In the material below, find each line holding the string "JSON" and copy it.

═══ SUPPLIED RECORDS ═══

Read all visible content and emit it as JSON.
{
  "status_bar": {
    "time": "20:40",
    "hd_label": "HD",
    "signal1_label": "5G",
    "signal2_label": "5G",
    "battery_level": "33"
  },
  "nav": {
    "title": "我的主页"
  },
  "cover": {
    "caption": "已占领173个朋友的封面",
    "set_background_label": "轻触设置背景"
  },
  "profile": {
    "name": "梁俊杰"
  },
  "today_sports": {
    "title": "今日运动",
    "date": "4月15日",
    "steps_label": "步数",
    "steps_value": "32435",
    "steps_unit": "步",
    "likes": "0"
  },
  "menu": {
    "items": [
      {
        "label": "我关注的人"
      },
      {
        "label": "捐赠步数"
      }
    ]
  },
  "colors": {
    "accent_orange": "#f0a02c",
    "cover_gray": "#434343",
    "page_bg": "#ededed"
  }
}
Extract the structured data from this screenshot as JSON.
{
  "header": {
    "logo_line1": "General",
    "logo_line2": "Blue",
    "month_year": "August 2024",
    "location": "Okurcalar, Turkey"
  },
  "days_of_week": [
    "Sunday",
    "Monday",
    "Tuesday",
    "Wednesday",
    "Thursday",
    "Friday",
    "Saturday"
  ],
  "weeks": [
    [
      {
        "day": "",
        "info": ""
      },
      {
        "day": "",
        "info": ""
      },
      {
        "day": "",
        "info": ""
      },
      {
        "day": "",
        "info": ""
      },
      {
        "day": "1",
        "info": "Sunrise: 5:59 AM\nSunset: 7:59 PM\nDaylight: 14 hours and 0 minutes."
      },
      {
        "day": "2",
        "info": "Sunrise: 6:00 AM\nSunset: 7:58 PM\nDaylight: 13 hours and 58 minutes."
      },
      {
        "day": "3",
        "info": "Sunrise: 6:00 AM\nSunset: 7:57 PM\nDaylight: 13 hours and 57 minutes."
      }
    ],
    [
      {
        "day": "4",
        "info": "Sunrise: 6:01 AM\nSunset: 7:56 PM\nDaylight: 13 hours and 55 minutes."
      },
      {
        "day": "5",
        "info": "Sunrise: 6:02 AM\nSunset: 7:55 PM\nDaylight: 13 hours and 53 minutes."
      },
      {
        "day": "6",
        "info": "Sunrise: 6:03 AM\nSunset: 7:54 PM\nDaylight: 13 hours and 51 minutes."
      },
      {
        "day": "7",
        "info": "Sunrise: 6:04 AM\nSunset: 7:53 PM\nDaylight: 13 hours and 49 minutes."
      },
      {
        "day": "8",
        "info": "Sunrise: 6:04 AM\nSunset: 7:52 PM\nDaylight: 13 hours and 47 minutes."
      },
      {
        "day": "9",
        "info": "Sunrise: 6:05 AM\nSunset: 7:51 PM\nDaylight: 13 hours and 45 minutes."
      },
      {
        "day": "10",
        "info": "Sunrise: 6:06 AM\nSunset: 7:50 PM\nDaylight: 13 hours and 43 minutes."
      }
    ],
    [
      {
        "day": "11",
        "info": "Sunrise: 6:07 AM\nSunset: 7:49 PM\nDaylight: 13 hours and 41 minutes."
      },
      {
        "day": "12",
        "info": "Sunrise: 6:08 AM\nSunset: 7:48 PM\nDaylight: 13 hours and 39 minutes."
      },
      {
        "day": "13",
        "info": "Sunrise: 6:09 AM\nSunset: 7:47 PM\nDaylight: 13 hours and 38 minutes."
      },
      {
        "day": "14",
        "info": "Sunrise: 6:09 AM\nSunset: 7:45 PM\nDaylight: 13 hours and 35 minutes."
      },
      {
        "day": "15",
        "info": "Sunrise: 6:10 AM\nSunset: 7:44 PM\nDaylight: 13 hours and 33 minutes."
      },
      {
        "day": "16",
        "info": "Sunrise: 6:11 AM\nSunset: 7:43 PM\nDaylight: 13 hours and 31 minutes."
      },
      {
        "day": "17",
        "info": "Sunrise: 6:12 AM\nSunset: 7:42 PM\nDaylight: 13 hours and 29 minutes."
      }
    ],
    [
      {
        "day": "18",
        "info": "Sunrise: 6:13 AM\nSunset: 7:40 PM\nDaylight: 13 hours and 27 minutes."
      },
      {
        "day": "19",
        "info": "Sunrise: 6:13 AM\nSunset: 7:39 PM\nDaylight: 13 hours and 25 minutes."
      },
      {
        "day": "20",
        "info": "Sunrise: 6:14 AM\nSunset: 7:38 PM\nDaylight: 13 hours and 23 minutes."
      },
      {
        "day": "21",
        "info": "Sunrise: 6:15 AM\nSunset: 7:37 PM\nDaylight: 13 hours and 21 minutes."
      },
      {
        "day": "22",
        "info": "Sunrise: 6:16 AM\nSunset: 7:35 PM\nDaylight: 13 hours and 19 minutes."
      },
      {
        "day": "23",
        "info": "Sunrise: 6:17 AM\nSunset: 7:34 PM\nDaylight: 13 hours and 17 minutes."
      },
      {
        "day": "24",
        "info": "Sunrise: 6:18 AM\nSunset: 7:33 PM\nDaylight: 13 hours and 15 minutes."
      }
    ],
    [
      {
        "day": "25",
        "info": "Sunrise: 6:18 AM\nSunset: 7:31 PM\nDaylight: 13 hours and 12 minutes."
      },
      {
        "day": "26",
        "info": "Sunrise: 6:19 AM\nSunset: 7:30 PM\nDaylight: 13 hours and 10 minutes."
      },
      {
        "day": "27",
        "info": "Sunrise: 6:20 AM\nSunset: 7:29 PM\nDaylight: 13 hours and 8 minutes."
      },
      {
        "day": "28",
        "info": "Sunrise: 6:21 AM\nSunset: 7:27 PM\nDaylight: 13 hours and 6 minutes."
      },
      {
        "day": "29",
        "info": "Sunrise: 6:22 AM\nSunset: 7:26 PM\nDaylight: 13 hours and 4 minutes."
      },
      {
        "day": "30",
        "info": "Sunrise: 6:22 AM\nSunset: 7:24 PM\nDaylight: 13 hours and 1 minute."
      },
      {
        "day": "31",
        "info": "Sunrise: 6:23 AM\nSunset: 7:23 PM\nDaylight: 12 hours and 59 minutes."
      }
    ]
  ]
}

═══

__SOLUTION TO THE PROBLEM__:
Read all visible content and emit it as JSON.
Extract the structured data from this screenshot as JSON.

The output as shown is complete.